Begin PROVIDED ENTRIES

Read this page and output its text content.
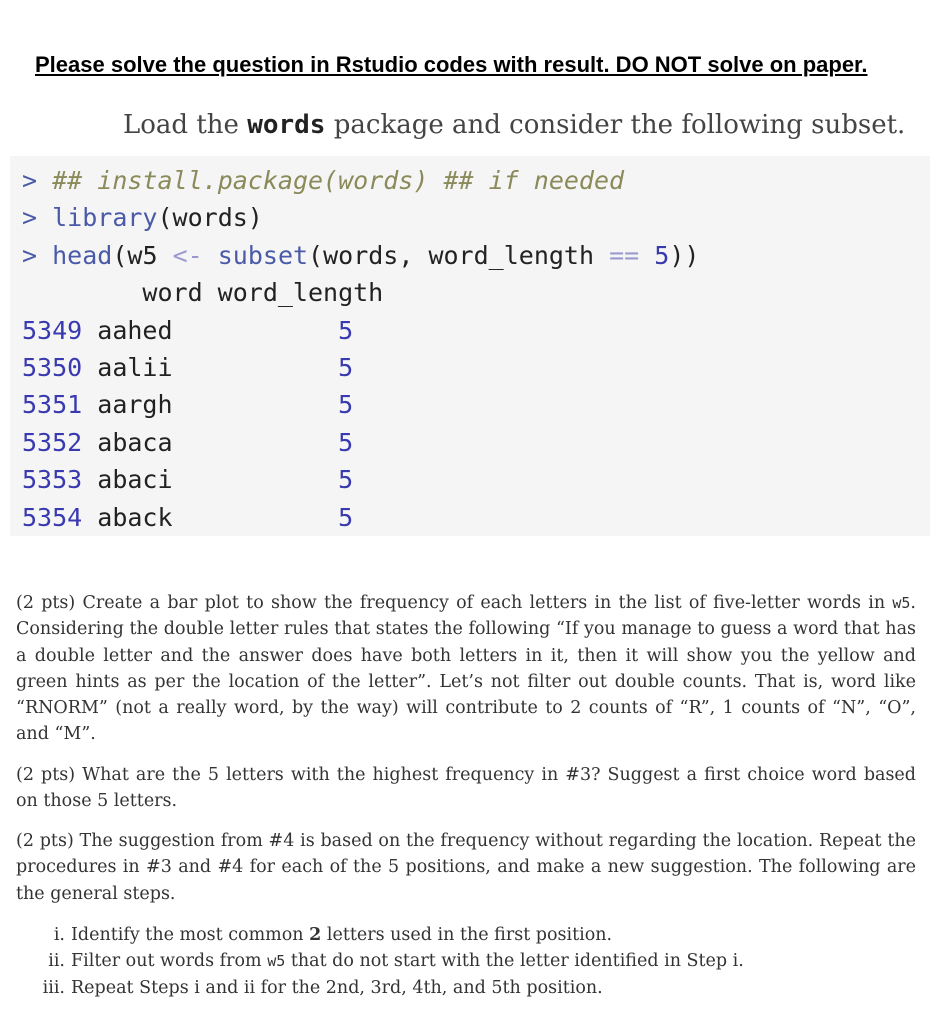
Please solve the question in Rstudio codes with result. DO NOT solve on paper.
Load the words package and consider the following subset.
> ## install.package(words) ## if needed
> library(words)
> head(w5 <- subset(words, word_length == 5))
word word_length
5349 aahed	5
5350 aalii	5
5351 aargh	5
5352 abaca	5
5353 abaci	5
5354 aback	5
(2 pts) Create a bar plot to show the frequency of each letters in the list of five-letter words in w5. Considering the double letter rules that states the following “If you manage to guess a word that has a double letter and the answer does have both letters in it, then it will show you the yellow and green hints as per the location of the letter”. Let’s not filter out double counts. That is, word like “RNORM” (not a really word, by the way) will contribute to 2 counts of “R”, 1 counts of “N”, “O”, and “M”.
(2 pts) What are the 5 letters with the highest frequency in #3? Suggest a first choice word based on those 5 letters.
(2 pts) The suggestion from #4 is based on the frequency without regarding the location. Repeat the procedures in #3 and #4 for each of the 5 positions, and make a new suggestion. The following are the general steps.
i. Identify the most common 2 letters used in the first position.
ii. Filter out words from w5 that do not start with the letter identified in Step i.
iii. Repeat Steps i and ii for the 2nd, 3rd, 4th, and 5th position.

End PROVIDED ENTRIES

WHAT IS REQUIRED. Go through the listing above and work out how many lines contain the string "that". Reply with the number alone.

CORRECT OUTPUT. 2